WRITTEN EXERCISE:
Identify each line containing the word "from" and copy it.

------------------------------------------------------------

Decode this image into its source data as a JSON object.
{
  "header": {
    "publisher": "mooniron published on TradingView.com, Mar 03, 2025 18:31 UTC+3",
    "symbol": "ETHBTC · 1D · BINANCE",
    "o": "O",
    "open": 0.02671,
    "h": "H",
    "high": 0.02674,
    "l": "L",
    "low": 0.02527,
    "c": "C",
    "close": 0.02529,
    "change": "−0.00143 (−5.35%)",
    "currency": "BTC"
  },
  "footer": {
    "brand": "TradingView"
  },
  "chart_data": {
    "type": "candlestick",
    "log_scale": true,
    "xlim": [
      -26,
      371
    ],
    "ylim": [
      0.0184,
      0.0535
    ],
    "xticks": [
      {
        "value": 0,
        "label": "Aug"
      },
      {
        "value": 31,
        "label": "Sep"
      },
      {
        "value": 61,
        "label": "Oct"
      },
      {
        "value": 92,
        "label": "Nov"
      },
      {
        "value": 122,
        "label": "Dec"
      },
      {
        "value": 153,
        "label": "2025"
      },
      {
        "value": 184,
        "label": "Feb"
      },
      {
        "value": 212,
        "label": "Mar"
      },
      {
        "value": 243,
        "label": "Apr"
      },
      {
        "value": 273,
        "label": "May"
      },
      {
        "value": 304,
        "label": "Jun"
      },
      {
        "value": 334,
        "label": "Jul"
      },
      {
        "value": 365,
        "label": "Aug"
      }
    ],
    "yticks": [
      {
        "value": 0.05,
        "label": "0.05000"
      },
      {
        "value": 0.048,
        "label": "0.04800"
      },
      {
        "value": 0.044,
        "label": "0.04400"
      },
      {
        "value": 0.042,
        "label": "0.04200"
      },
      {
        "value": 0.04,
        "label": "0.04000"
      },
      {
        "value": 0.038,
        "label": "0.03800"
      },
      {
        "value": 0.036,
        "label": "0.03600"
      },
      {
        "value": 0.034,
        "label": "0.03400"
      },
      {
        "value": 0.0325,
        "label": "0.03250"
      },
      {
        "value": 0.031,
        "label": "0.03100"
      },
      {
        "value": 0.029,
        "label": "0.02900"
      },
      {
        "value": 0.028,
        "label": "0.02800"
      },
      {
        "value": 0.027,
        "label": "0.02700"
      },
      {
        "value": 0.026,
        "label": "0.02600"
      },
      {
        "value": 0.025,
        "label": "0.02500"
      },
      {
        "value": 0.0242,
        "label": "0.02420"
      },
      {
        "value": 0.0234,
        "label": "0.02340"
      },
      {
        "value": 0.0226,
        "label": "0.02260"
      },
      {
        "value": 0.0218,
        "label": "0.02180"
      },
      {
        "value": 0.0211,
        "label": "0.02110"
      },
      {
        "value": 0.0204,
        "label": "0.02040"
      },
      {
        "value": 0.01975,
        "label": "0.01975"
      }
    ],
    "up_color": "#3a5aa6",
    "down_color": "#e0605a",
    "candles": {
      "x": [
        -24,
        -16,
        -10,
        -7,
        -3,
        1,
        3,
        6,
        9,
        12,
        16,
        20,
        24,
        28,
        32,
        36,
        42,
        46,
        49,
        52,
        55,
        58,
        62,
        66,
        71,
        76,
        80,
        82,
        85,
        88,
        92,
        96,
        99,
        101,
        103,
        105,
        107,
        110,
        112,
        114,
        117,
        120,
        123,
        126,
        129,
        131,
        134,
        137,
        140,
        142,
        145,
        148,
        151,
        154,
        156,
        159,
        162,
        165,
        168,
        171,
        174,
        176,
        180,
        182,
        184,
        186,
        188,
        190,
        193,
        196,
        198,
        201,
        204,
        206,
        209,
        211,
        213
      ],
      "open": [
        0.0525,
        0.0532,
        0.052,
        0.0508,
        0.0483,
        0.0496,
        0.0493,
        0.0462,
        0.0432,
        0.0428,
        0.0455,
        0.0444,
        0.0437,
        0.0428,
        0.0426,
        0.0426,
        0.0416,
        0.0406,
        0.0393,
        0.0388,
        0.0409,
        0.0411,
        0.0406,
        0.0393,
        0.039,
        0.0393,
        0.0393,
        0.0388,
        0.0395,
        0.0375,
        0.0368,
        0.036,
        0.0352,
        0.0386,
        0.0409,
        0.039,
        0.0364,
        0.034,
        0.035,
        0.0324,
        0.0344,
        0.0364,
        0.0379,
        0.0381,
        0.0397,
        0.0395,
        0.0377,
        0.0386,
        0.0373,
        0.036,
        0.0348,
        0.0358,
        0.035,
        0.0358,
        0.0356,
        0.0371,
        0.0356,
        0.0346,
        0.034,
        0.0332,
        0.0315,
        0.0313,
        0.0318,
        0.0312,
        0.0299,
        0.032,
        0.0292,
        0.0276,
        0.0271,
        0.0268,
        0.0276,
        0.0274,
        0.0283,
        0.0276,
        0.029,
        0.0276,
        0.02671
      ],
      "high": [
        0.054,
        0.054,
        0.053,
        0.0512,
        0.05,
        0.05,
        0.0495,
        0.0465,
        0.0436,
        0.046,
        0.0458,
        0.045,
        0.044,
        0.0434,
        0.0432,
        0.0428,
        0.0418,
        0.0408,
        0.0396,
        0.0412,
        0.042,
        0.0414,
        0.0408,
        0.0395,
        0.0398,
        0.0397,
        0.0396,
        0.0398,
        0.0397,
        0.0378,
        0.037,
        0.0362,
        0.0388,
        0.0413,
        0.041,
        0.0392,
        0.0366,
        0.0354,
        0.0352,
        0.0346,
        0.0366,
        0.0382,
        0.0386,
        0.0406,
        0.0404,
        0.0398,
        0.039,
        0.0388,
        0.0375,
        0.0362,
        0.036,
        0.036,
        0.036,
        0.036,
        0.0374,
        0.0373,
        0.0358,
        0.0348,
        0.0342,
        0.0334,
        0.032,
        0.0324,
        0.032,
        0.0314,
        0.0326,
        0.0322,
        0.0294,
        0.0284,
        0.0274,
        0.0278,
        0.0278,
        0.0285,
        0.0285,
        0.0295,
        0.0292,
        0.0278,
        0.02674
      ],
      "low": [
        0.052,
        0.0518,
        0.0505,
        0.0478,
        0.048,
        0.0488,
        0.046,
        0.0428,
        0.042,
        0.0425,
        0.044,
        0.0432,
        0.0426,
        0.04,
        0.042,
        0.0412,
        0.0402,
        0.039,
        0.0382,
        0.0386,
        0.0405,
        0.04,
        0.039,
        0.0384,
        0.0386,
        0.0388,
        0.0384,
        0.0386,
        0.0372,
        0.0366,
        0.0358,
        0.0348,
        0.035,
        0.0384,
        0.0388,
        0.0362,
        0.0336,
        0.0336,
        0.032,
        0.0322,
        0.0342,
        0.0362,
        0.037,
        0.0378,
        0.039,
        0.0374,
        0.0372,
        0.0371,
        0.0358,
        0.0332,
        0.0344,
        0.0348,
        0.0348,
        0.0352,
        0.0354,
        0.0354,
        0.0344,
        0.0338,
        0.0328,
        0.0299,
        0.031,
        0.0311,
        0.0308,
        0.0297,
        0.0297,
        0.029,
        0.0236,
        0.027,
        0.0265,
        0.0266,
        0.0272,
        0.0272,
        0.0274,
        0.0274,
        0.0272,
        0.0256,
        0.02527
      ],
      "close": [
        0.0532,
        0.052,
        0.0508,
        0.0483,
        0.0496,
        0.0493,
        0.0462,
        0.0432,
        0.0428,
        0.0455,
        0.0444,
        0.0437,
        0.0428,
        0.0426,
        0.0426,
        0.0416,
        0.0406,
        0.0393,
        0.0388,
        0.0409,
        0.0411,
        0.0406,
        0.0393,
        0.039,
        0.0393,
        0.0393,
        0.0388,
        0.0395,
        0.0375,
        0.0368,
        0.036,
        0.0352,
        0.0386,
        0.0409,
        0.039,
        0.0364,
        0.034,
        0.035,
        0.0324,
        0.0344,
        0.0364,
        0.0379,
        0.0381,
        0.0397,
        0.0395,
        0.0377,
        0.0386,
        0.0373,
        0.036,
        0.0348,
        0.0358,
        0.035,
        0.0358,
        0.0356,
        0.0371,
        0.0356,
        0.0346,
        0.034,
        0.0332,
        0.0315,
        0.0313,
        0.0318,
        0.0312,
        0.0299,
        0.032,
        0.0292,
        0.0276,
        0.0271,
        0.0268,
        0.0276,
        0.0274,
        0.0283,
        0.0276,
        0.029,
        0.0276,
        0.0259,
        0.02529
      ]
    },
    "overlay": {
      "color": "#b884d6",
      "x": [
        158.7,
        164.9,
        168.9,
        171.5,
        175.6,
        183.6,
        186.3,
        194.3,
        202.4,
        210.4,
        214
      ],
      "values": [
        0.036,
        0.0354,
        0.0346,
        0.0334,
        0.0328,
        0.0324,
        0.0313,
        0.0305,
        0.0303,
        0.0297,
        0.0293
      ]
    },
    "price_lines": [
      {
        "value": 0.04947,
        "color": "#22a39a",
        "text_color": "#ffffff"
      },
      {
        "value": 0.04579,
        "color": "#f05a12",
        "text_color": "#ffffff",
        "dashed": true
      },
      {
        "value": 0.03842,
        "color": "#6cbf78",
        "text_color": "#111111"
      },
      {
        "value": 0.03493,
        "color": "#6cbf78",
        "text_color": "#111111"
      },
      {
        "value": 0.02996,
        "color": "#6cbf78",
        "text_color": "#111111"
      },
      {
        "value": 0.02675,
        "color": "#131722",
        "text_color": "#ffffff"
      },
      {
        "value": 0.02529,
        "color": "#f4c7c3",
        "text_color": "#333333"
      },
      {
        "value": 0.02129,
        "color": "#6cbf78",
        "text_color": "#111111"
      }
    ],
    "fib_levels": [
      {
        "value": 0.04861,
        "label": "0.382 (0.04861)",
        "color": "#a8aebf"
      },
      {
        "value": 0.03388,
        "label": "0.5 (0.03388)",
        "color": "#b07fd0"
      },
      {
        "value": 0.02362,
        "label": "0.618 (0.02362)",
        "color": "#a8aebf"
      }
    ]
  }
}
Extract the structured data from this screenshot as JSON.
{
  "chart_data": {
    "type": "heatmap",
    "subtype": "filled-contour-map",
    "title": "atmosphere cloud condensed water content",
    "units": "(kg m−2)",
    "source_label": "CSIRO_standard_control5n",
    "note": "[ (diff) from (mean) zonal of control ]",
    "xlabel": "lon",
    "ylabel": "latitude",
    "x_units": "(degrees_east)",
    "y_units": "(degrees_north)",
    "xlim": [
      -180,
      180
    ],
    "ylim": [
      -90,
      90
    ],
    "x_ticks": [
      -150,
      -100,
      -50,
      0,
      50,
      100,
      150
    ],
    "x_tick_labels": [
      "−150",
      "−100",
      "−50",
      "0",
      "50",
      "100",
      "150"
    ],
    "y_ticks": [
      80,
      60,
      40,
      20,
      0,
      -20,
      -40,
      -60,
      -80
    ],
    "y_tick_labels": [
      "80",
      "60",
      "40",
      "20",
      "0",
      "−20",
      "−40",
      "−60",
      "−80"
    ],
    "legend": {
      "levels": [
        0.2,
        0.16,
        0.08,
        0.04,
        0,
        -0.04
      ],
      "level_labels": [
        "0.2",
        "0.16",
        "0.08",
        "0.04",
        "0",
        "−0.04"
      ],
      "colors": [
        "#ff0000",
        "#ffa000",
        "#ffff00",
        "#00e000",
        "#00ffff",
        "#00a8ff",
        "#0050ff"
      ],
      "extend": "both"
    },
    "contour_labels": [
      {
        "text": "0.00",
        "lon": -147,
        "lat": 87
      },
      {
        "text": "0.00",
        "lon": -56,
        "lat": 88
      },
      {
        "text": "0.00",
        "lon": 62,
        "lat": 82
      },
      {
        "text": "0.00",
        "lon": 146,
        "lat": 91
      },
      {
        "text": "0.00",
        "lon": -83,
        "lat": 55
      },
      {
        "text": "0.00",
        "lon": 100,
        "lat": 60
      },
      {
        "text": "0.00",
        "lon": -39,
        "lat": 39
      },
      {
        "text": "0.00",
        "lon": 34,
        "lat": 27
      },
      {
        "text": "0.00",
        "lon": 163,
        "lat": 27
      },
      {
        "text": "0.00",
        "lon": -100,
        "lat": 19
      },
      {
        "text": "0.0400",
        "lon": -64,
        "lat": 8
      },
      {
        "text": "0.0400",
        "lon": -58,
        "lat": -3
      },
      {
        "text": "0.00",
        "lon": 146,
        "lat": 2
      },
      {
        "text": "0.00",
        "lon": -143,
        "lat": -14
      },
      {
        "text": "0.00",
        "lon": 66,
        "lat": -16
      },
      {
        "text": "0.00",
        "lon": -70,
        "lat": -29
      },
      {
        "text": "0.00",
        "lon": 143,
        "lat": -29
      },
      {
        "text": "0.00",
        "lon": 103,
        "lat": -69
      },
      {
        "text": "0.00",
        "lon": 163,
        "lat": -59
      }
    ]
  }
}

------------------------------------------------------------

TASK RESULT:
Extract the structured data from this screenshot as JSON.
    "note": "[ (diff) from (mean) zonal of control ]",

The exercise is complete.